● **WRITTEN EXERCISE**
Filter the entries below, keeping only lines with the word "Cuba".

● **STORED ROWS**
——————————

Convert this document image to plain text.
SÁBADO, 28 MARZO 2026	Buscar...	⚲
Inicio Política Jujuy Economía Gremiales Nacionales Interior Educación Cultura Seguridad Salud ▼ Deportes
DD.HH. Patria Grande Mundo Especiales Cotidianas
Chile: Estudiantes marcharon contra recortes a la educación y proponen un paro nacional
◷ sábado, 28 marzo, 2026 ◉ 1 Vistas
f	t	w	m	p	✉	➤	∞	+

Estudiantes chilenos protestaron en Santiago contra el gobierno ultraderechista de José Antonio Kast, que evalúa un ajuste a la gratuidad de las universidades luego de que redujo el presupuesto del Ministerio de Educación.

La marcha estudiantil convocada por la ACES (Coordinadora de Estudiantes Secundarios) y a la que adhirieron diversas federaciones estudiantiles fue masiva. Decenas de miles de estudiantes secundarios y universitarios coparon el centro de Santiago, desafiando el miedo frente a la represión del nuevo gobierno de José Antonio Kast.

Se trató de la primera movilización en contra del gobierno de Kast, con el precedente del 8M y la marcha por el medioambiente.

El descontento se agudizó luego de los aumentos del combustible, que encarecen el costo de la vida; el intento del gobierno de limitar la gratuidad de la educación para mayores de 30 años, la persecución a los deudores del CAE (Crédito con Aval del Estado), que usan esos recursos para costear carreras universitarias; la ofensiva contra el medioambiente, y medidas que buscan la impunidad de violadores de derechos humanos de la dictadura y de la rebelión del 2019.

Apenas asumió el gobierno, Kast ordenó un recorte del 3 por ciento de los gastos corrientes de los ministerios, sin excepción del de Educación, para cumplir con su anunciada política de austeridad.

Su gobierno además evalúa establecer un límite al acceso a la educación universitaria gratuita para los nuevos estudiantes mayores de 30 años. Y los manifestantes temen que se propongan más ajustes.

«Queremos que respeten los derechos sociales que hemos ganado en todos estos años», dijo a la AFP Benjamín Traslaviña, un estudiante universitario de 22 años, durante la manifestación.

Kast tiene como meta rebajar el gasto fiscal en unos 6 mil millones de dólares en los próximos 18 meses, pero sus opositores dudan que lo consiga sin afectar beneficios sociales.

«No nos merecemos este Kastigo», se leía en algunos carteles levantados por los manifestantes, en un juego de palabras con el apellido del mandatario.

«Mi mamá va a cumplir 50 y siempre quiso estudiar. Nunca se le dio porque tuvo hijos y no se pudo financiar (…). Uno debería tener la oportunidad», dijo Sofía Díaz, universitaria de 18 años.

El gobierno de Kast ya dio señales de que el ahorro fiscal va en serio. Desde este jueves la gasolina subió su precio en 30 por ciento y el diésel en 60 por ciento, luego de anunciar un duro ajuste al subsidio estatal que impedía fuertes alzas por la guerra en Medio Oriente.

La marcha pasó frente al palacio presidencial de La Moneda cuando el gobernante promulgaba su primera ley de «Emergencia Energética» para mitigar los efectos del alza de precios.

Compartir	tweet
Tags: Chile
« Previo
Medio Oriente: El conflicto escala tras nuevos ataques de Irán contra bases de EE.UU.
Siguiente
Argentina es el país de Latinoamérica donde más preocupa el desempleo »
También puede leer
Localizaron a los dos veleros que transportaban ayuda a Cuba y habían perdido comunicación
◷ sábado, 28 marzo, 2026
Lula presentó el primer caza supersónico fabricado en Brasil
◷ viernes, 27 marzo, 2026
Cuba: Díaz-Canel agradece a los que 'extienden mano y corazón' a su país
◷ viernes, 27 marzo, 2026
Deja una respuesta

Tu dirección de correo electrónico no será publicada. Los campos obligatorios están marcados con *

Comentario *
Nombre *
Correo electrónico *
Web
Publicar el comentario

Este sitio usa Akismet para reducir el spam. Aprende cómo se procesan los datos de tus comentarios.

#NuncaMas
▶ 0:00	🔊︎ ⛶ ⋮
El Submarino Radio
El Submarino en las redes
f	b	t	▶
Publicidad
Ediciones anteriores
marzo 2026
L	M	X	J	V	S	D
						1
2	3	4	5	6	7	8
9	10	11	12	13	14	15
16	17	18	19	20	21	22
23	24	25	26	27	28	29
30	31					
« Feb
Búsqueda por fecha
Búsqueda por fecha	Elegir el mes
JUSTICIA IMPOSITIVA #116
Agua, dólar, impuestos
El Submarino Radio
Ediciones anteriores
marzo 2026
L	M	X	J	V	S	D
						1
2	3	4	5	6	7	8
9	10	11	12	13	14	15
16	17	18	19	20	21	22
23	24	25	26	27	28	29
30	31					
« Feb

——————————

● **SOLUTION TO THE PROBLEM**
Localizaron a los dos veleros que transportaban ayuda a Cuba y habían perdido comunicación
Cuba: Díaz-Canel agradece a los que 'extienden mano y corazón' a su país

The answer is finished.